##### WORKING DATA

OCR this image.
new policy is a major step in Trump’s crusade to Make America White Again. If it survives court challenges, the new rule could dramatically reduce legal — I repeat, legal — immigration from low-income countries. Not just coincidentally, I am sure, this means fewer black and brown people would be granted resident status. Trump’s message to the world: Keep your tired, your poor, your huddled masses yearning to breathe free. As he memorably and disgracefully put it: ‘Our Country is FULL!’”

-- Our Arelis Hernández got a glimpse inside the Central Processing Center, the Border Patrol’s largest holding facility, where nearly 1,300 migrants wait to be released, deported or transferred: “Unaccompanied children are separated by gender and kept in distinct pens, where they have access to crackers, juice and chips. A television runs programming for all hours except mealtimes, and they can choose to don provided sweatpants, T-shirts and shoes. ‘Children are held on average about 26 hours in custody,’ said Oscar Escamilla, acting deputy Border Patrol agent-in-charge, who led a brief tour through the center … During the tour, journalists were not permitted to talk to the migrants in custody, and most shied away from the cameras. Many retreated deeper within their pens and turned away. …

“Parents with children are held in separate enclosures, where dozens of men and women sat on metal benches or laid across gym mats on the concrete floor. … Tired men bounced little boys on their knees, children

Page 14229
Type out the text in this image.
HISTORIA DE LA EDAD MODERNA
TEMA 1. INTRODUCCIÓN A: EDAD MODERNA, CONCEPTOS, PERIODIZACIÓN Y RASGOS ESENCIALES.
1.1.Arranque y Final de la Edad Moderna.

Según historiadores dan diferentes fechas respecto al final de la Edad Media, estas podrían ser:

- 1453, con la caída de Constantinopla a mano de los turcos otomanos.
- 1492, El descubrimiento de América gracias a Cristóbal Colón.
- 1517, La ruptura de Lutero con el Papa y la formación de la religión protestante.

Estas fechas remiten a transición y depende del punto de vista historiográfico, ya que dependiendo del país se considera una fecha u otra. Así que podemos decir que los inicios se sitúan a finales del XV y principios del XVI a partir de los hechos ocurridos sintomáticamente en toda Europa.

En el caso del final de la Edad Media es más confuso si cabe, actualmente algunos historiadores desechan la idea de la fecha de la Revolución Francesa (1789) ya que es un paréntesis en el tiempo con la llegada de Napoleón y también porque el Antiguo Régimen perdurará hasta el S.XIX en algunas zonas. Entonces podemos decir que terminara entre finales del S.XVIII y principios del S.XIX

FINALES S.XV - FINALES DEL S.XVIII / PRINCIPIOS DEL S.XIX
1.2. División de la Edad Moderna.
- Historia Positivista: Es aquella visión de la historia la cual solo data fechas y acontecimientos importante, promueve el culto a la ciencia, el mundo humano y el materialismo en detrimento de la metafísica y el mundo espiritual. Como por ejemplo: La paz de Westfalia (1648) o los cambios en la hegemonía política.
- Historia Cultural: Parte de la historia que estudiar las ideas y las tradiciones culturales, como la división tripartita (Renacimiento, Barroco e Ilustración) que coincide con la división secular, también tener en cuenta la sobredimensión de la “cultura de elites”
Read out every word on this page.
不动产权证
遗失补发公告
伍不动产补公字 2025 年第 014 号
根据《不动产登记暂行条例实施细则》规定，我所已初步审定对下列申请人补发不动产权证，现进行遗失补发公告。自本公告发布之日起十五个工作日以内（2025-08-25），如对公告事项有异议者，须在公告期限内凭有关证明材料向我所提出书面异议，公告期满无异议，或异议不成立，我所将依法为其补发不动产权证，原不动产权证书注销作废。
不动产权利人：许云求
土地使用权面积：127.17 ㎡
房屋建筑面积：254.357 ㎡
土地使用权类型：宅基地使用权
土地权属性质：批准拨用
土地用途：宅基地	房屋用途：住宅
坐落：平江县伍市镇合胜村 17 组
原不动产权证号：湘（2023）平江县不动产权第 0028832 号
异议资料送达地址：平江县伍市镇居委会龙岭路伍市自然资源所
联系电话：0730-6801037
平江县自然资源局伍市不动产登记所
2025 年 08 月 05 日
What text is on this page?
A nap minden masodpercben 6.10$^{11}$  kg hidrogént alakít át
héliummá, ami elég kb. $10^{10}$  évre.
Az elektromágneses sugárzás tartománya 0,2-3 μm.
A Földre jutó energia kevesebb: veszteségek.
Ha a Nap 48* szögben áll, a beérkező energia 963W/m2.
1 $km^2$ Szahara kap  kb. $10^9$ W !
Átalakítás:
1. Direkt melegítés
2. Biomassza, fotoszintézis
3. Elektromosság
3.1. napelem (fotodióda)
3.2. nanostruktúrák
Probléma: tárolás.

##########

# THE EXERCISE
Find each line that has the word "text", then copy it out.

# SOLVED EXERCISE
Type out the text in this image.
What text is on this page?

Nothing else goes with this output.